## Input for this task
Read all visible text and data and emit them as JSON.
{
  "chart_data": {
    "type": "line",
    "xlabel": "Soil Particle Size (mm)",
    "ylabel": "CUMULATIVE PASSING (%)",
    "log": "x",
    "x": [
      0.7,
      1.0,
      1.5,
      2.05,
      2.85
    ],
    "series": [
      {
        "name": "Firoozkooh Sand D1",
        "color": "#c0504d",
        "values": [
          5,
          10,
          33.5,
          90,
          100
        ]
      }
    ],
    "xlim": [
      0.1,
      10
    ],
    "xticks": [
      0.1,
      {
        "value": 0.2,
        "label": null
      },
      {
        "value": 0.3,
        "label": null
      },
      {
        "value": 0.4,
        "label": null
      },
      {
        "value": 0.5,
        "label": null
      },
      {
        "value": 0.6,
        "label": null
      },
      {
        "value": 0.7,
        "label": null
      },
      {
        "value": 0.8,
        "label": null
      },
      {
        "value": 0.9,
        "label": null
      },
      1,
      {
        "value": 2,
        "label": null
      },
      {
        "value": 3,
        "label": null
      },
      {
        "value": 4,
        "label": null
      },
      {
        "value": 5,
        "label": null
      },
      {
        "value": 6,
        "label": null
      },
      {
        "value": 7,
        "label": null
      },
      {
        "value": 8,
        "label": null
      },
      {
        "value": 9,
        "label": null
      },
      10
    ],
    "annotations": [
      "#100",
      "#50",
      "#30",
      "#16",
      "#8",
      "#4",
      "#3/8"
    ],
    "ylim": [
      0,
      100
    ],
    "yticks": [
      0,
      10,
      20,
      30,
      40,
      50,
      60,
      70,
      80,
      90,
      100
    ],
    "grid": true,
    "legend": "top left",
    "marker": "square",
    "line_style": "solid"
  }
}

## What you need to do
Write the data out again in full and exactly.

## Solution to this exercise
Read all visible text and data and emit them as JSON.
{
  "chart_data": {
    "type": "line",
    "xlabel": "Soil Particle Size (mm)",
    "ylabel": "CUMULATIVE PASSING (%)",
    "log": "x",
    "x": [
      0.7,
      1.0,
      1.5,
      2.05,
      2.85
    ],
    "series": [
      {
        "name": "Firoozkooh Sand D1",
        "color": "#c0504d",
        "values": [
          5,
          10,
          33.5,
          90,
          100
        ]
      }
    ],
    "xlim": [
      0.1,
      10
    ],
    "xticks": [
      0.1,
      {
        "value": 0.2,
        "label": null
      },
      {
        "value": 0.3,
        "label": null
      },
      {
        "value": 0.4,
        "label": null
      },
      {
        "value": 0.5,
        "label": null
      },
      {
        "value": 0.6,
        "label": null
      },
      {
        "value": 0.7,
        "label": null
      },
      {
        "value": 0.8,
        "label": null
      },
      {
        "value": 0.9,
        "label": null
      },
      1,
      {
        "value": 2,
        "label": null
      },
      {
        "value": 3,
        "label": null
      },
      {
        "value": 4,
        "label": null
      },
      {
        "value": 5,
        "label": null
      },
      {
        "value": 6,
        "label": null
      },
      {
        "value": 7,
        "label": null
      },
      {
        "value": 8,
        "label": null
      },
      {
        "value": 9,
        "label": null
      },
      10
    ],
    "annotations": [
      "#100",
      "#50",
      "#30",
      "#16",
      "#8",
      "#4",
      "#3/8"
    ],
    "ylim": [
      0,
      100
    ],
    "yticks": [
      0,
      10,
      20,
      30,
      40,
      50,
      60,
      70,
      80,
      90,
      100
    ],
    "grid": true,
    "legend": "top left",
    "marker": "square",
    "line_style": "solid"
  }
}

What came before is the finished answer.